- _TASK DIRECTIONS_: Pick out all lines in the listing holding the string "this" and copy them.

- _PROVIDED DATA_:
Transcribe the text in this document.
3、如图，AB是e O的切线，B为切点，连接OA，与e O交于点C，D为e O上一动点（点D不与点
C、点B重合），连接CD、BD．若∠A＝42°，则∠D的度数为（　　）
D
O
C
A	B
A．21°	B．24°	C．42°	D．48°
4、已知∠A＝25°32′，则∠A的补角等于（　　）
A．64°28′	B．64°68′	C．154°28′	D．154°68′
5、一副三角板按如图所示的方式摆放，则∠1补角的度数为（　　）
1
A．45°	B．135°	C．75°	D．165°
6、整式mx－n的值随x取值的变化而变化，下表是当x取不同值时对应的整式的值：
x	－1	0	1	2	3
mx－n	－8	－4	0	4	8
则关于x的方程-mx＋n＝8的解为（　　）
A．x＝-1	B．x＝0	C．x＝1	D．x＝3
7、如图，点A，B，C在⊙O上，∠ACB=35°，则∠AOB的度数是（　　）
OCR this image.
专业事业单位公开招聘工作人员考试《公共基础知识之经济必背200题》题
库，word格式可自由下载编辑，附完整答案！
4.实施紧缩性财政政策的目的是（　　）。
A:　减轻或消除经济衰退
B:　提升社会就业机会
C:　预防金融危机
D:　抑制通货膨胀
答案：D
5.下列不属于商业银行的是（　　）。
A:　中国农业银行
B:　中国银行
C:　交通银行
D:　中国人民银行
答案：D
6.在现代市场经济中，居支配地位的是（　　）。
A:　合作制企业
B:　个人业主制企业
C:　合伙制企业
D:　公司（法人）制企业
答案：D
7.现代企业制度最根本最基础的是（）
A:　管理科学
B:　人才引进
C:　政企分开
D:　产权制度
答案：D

- _PROBLEM SOLUTION_:
Transcribe the text in this document.
OCR this image.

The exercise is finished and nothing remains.